— BEGIN Records for this task —

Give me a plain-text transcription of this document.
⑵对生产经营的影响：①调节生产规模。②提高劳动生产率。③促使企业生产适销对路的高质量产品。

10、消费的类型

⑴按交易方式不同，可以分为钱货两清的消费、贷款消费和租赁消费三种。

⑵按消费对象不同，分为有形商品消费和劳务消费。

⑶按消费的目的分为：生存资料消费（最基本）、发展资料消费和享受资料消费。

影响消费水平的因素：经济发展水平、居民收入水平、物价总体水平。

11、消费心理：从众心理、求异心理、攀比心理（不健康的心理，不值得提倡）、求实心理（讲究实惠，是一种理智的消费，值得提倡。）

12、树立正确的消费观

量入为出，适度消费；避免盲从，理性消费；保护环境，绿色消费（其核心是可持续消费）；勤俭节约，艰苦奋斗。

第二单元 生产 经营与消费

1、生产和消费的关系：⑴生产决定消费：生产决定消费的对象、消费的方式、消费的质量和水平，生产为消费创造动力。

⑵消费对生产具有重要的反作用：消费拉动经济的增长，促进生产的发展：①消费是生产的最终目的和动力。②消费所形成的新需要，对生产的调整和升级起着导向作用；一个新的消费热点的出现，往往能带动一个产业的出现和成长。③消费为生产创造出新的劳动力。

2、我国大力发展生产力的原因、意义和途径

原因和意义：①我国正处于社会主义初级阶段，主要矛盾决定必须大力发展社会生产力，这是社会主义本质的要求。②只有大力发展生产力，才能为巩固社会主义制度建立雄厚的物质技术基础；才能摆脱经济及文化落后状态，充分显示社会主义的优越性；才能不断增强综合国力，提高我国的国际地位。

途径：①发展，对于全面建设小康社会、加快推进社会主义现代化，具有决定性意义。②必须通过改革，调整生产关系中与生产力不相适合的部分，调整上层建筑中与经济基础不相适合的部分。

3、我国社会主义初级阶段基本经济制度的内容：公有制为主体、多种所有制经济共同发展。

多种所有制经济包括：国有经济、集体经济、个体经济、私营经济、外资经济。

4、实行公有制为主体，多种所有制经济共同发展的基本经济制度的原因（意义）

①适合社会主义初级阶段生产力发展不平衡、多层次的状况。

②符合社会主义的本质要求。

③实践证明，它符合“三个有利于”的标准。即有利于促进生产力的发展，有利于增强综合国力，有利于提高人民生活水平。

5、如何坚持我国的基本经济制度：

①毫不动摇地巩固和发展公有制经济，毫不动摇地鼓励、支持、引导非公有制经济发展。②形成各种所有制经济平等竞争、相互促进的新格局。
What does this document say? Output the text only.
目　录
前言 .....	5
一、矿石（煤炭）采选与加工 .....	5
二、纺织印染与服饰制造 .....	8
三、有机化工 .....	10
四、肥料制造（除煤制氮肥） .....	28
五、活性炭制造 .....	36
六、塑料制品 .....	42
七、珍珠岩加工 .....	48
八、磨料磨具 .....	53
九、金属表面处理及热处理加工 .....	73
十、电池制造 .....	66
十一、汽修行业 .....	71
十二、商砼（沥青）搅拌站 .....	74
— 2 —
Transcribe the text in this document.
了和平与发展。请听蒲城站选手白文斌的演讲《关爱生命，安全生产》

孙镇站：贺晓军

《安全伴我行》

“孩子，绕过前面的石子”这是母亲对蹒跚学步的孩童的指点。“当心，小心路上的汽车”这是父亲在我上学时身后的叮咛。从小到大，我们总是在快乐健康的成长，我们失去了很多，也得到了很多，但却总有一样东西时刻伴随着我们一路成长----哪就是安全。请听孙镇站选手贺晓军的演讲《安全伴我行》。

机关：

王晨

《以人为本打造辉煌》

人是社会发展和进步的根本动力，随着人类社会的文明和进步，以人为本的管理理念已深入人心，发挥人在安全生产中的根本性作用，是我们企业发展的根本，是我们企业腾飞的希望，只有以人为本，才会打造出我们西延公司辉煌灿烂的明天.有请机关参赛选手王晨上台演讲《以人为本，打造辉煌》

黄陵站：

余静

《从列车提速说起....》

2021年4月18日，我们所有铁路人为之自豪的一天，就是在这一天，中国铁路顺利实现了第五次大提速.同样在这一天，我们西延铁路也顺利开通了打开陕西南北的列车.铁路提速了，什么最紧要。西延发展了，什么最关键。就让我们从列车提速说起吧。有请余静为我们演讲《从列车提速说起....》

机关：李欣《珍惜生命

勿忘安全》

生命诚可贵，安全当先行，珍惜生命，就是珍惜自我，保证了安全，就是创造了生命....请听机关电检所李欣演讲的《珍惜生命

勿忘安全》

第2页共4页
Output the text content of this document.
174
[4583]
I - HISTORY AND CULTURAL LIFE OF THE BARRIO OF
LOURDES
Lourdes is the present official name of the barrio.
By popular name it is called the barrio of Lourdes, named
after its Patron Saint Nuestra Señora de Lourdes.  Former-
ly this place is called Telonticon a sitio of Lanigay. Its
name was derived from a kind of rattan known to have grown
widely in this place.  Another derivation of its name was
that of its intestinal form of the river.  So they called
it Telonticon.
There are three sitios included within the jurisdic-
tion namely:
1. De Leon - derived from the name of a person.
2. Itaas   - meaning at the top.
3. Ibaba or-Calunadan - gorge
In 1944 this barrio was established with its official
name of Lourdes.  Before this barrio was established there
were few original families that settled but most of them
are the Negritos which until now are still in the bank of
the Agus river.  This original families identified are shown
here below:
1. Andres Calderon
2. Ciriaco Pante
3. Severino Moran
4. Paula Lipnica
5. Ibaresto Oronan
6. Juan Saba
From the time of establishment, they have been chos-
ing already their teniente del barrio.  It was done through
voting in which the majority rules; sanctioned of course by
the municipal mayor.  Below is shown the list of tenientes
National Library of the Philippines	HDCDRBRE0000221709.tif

— END Records for this task —

• Requirement: Within the listing above, find every line containing the string "established" and return it.

• Response below:
In 1944 this barrio was established with its official
name of Lourdes.  Before this barrio was established there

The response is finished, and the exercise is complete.